Make an exact copy of all the data.
━━━━━ Recorded information
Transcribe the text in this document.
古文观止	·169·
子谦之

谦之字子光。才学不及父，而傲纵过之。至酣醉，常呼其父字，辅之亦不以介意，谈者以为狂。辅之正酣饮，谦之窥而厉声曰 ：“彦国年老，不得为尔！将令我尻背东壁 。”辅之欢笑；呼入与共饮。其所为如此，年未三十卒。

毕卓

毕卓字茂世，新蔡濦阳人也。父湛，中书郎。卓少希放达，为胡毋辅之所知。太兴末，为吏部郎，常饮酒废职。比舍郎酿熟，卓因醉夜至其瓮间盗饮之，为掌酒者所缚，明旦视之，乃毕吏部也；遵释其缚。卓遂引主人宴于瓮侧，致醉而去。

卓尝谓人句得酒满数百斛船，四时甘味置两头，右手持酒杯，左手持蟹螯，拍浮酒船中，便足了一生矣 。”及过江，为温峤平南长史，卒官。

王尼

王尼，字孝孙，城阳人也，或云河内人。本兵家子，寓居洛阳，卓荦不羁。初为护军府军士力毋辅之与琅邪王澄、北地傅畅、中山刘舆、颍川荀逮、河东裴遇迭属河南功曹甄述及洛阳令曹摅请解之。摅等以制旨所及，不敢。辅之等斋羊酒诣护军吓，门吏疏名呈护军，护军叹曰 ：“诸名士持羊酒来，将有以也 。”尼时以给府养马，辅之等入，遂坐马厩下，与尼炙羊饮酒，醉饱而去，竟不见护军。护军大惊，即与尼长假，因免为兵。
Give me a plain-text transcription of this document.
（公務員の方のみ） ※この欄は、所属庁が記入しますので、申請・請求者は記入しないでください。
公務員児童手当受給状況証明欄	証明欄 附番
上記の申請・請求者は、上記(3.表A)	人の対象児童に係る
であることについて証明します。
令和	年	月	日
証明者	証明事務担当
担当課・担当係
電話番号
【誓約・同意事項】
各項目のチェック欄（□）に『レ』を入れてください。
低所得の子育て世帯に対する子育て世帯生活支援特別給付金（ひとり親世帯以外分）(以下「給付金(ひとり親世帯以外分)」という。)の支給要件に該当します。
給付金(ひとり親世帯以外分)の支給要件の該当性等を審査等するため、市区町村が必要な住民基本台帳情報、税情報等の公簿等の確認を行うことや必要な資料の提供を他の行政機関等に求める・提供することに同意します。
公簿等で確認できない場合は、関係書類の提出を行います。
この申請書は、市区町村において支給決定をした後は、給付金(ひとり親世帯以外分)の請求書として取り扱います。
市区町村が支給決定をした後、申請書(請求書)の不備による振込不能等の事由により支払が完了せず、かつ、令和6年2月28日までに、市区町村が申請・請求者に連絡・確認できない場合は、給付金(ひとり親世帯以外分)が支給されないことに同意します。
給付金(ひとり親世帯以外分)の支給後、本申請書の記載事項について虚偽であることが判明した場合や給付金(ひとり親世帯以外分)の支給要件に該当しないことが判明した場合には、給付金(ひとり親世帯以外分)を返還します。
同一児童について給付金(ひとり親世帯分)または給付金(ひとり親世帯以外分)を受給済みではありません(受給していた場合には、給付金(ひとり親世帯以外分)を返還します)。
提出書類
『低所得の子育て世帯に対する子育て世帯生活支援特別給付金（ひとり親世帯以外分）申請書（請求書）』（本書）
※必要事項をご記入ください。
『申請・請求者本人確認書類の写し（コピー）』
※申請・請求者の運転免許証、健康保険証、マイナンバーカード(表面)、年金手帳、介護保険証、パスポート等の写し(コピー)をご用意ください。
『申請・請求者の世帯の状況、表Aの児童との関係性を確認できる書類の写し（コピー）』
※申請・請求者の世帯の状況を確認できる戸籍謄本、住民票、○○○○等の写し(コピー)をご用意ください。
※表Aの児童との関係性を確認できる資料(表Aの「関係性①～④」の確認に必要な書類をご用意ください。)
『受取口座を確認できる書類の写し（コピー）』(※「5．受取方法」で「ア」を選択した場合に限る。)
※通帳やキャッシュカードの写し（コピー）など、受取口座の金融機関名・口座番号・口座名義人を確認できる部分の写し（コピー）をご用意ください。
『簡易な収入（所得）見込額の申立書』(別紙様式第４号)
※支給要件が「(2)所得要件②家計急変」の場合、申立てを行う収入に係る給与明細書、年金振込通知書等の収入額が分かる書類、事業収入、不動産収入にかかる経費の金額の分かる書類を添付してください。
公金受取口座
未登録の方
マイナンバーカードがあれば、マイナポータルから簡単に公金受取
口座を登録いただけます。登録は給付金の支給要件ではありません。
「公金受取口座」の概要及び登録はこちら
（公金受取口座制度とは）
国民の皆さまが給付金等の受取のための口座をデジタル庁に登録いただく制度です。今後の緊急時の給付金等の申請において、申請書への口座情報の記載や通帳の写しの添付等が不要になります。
━━━━━━━━━━
◆ **Exercise solution**:
Transcribe the text in this document.
古文观止	·169·
子谦之

谦之字子光。才学不及父，而傲纵过之。至酣醉，常呼其父字，辅之亦不以介意，谈者以为狂。辅之正酣饮，谦之窥而厉声曰 ：“彦国年老，不得为尔！将令我尻背东壁 。”辅之欢笑；呼入与共饮。其所为如此，年未三十卒。

毕卓

毕卓字茂世，新蔡濦阳人也。父湛，中书郎。卓少希放达，为胡毋辅之所知。太兴末，为吏部郎，常饮酒废职。比舍郎酿熟，卓因醉夜至其瓮间盗饮之，为掌酒者所缚，明旦视之，乃毕吏部也；遵释其缚。卓遂引主人宴于瓮侧，致醉而去。

卓尝谓人句得酒满数百斛船，四时甘味置两头，右手持酒杯，左手持蟹螯，拍浮酒船中，便足了一生矣 。”及过江，为温峤平南长史，卒官。

王尼

王尼，字孝孙，城阳人也，或云河内人。本兵家子，寓居洛阳，卓荦不羁。初为护军府军士力毋辅之与琅邪王澄、北地傅畅、中山刘舆、颍川荀逮、河东裴遇迭属河南功曹甄述及洛阳令曹摅请解之。摅等以制旨所及，不敢。辅之等斋羊酒诣护军吓，门吏疏名呈护军，护军叹曰 ：“诸名士持羊酒来，将有以也 。”尼时以给府养马，辅之等入，遂坐马厩下，与尼炙羊饮酒，醉饱而去，竟不见护军。护军大惊，即与尼长假，因免为兵。
Give me a plain-text transcription of this document.
（公務員の方のみ） ※この欄は、所属庁が記入しますので、申請・請求者は記入しないでください。
公務員児童手当受給状況証明欄	証明欄 附番
上記の申請・請求者は、上記(3.表A)	人の対象児童に係る
であることについて証明します。
令和	年	月	日
証明者	証明事務担当
担当課・担当係
電話番号
【誓約・同意事項】
各項目のチェック欄（□）に『レ』を入れてください。
低所得の子育て世帯に対する子育て世帯生活支援特別給付金（ひとり親世帯以外分）(以下「給付金(ひとり親世帯以外分)」という。)の支給要件に該当します。
給付金(ひとり親世帯以外分)の支給要件の該当性等を審査等するため、市区町村が必要な住民基本台帳情報、税情報等の公簿等の確認を行うことや必要な資料の提供を他の行政機関等に求める・提供することに同意します。
公簿等で確認できない場合は、関係書類の提出を行います。
この申請書は、市区町村において支給決定をした後は、給付金(ひとり親世帯以外分)の請求書として取り扱います。
市区町村が支給決定をした後、申請書(請求書)の不備による振込不能等の事由により支払が完了せず、かつ、令和6年2月28日までに、市区町村が申請・請求者に連絡・確認できない場合は、給付金(ひとり親世帯以外分)が支給されないことに同意します。
給付金(ひとり親世帯以外分)の支給後、本申請書の記載事項について虚偽であることが判明した場合や給付金(ひとり親世帯以外分)の支給要件に該当しないことが判明した場合には、給付金(ひとり親世帯以外分)を返還します。
同一児童について給付金(ひとり親世帯分)または給付金(ひとり親世帯以外分)を受給済みではありません(受給していた場合には、給付金(ひとり親世帯以外分)を返還します)。
提出書類
『低所得の子育て世帯に対する子育て世帯生活支援特別給付金（ひとり親世帯以外分）申請書（請求書）』（本書）
※必要事項をご記入ください。
『申請・請求者本人確認書類の写し（コピー）』
※申請・請求者の運転免許証、健康保険証、マイナンバーカード(表面)、年金手帳、介護保険証、パスポート等の写し(コピー)をご用意ください。
『申請・請求者の世帯の状況、表Aの児童との関係性を確認できる書類の写し（コピー）』
※申請・請求者の世帯の状況を確認できる戸籍謄本、住民票、○○○○等の写し(コピー)をご用意ください。
※表Aの児童との関係性を確認できる資料(表Aの「関係性①～④」の確認に必要な書類をご用意ください。)
『受取口座を確認できる書類の写し（コピー）』(※「5．受取方法」で「ア」を選択した場合に限る。)
※通帳やキャッシュカードの写し（コピー）など、受取口座の金融機関名・口座番号・口座名義人を確認できる部分の写し（コピー）をご用意ください。
『簡易な収入（所得）見込額の申立書』(別紙様式第４号)
※支給要件が「(2)所得要件②家計急変」の場合、申立てを行う収入に係る給与明細書、年金振込通知書等の収入額が分かる書類、事業収入、不動産収入にかかる経費の金額の分かる書類を添付してください。
公金受取口座
未登録の方
マイナンバーカードがあれば、マイナポータルから簡単に公金受取
口座を登録いただけます。登録は給付金の支給要件ではありません。
「公金受取口座」の概要及び登録はこちら
（公金受取口座制度とは）
国民の皆さまが給付金等の受取のための口座をデジタル庁に登録いただく制度です。今後の緊急時の給付金等の申請において、申請書への口座情報の記載や通帳の写しの添付等が不要になります。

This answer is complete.